■ **Work to do**:
Locate the word "Densité" in the entries below, then gather every line that holds it.

■ **Records for this exercise**:
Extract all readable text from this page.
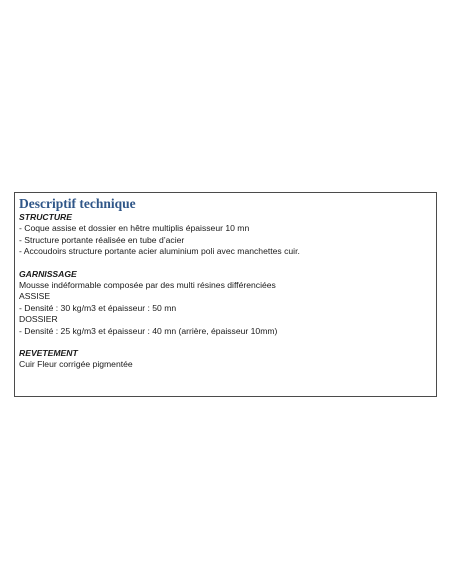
Descriptif technique

STRUCTURE

- Coque assise et dossier en hêtre multiplis épaisseur 10 mn

- Structure portante réalisée en tube d’acier

- Accoudoirs structure portante acier aluminium poli avec manchettes cuir.

GARNISSAGE

Mousse indéformable composée par des multi résines différenciées

ASSISE

- Densité : 30 kg/m3 et épaisseur : 50 mn

DOSSIER

- Densité : 25 kg/m3 et épaisseur : 40 mn (arrière, épaisseur 10mm)

REVETEMENT

Cuir Fleur corrigée pigmentée
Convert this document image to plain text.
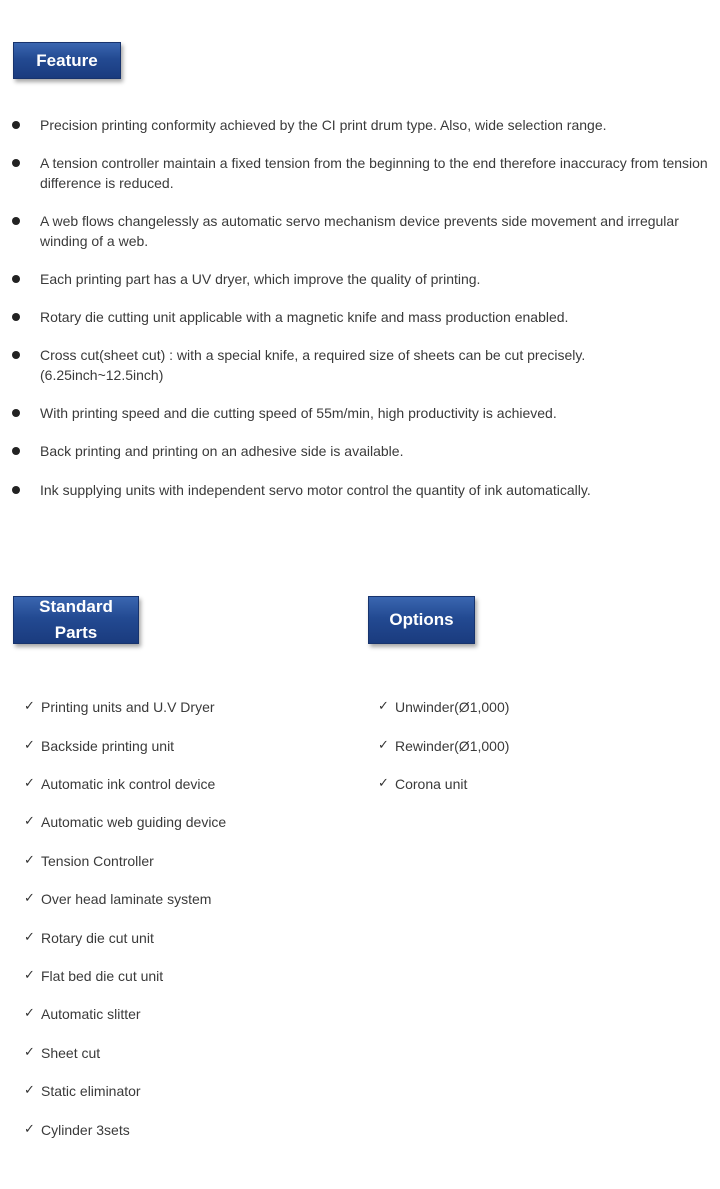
Feature
Precision printing conformity achieved by the CI print drum type. Also, wide selection range.
A tension controller maintain a fixed tension from the beginning to the end therefore inaccuracy from tension difference is reduced.
A web flows changelessly as automatic servo mechanism device prevents side movement and irregular winding of a web.
Each printing part has a UV dryer, which improve the quality of printing.
Rotary die cutting unit applicable with a magnetic knife and mass production enabled.
Cross cut(sheet cut) : with a special knife, a required size of sheets can be cut precisely. (6.25inch~12.5inch)
With printing speed and die cutting speed of 55m/min, high productivity is achieved.
Back printing and printing on an adhesive side is available.
Ink supplying units with independent servo motor control the quantity of ink automatically.
Standard
Parts
Options
✓ Printing units and U.V Dryer
✓ Backside printing unit
✓ Automatic ink control device
✓ Automatic web guiding device
✓ Tension Controller
✓ Over head laminate system
✓ Rotary die cut unit
✓ Flat bed die cut unit
✓ Automatic slitter
✓ Sheet cut
✓ Static eliminator
✓ Cylinder 3sets
✓ Unwinder(Ø1,000)
✓ Rewinder(Ø1,000)
✓ Corona unit
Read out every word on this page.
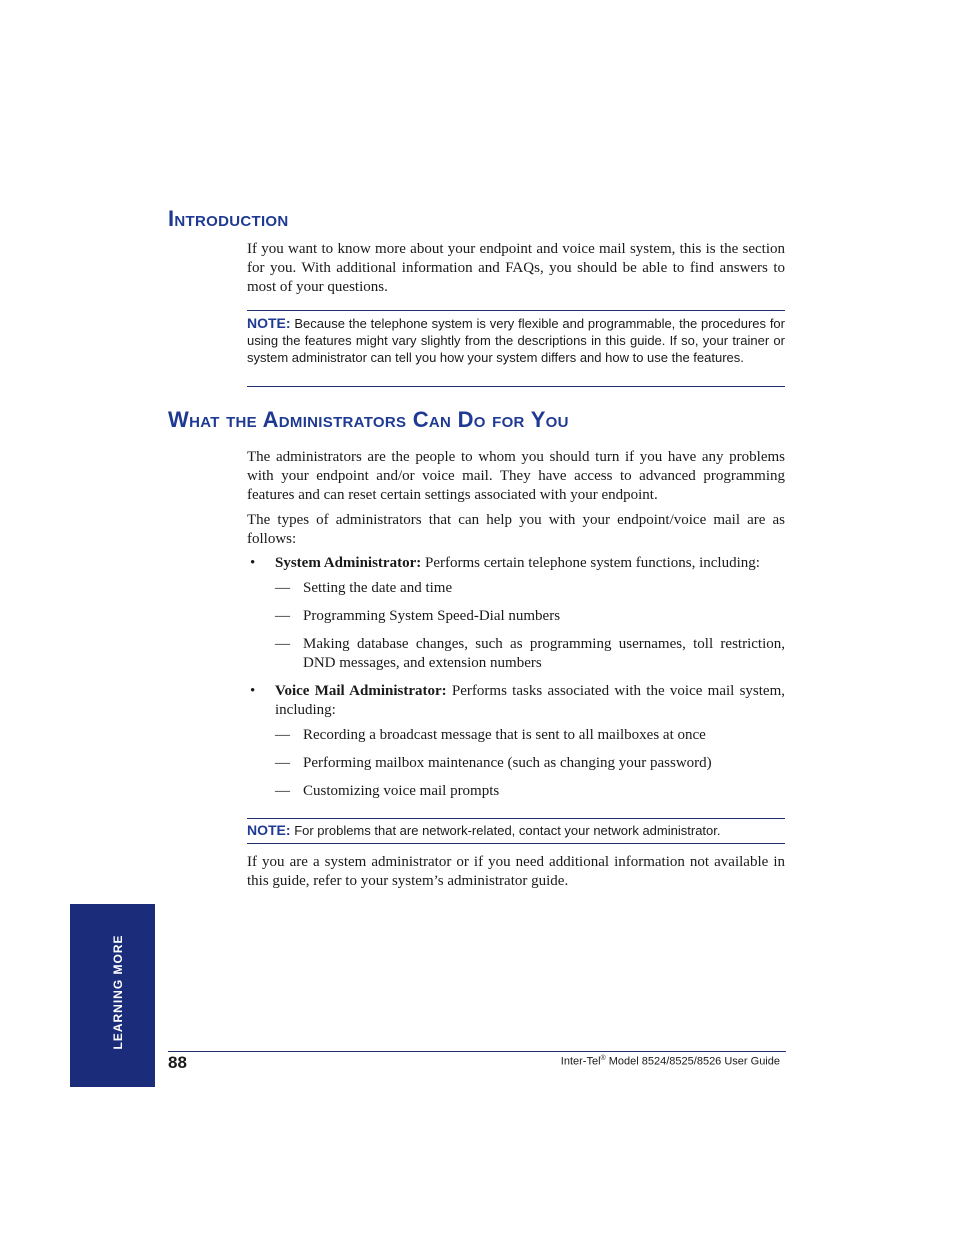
Introduction

If you want to know more about your endpoint and voice mail system, this is the section for you. With additional information and FAQs, you should be able to find answers to most of your questions.

NOTE: Because the telephone system is very flexible and programmable, the procedures for using the features might vary slightly from the descriptions in this guide. If so, your trainer or system administrator can tell you how your system differs and how to use the features.
What the Administrators Can Do for You

The administrators are the people to whom you should turn if you have any problems with your endpoint and/or voice mail. They have access to advanced programming features and can reset certain settings associated with your endpoint.

The types of administrators that can help you with your endpoint/voice mail are as follows:

• System Administrator: Performs certain telephone system functions, including:
— Setting the date and time
— Programming System Speed-Dial numbers
— Making database changes, such as programming usernames, toll restriction, DND messages, and extension numbers
• Voice Mail Administrator: Performs tasks associated with the voice mail system, including:
— Recording a broadcast message that is sent to all mailboxes at once
— Performing mailbox maintenance (such as changing your password)
— Customizing voice mail prompts
NOTE: For problems that are network-related, contact your network administrator.

If you are a system administrator or if you need additional information not available in this guide, refer to your system’s administrator guide.

LEARNING MORE
88	Inter-Tel® Model 8524/8525/8526 User Guide
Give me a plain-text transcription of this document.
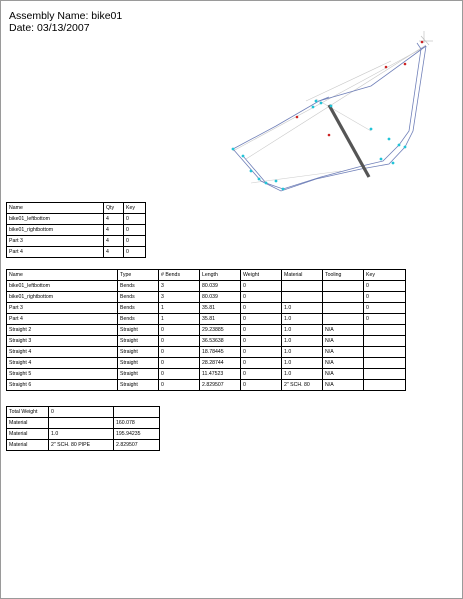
Assembly Name: bike01
Date: 03/13/2007
Name	Qty	Key
bike01_leftbottom	4	0
bike01_rightbottom	4	0
Part 3	4	0
Part 4	4	0
Name	Type	# Bends	Length	Weight	Material	Tooling	Key
bike01_leftbottom	Bends	3	80.039	0			0
bike01_rightbottom	Bends	3	80.039	0			0
Part 3	Bends	1	35.81	0	1.0		0
Part 4	Bends	1	35.81	0	1.0		0
Straight 2	Straight	0	29.23885	0	1.0	N/A	
Straight 3	Straight	0	36.53638	0	1.0	N/A	
Straight 4	Straight	0	18.78445	0	1.0	N/A	
Straight 4	Straight	0	28.28744	0	1.0	N/A	
Straight 5	Straight	0	11.47523	0	1.0	N/A	
Straight 6	Straight	0	2.829507	0	2" SCH. 80	N/A	
Total Weight	0	
Material		160.078
Material	1.0	195.94235
Material	2" SCH. 80 PIPE	2.829507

■ **Answer to this problem**:
- Densité : 30 kg/m3 et épaisseur : 50 mn
- Densité : 25 kg/m3 et épaisseur : 40 mn (arrière, épaisseur 10mm)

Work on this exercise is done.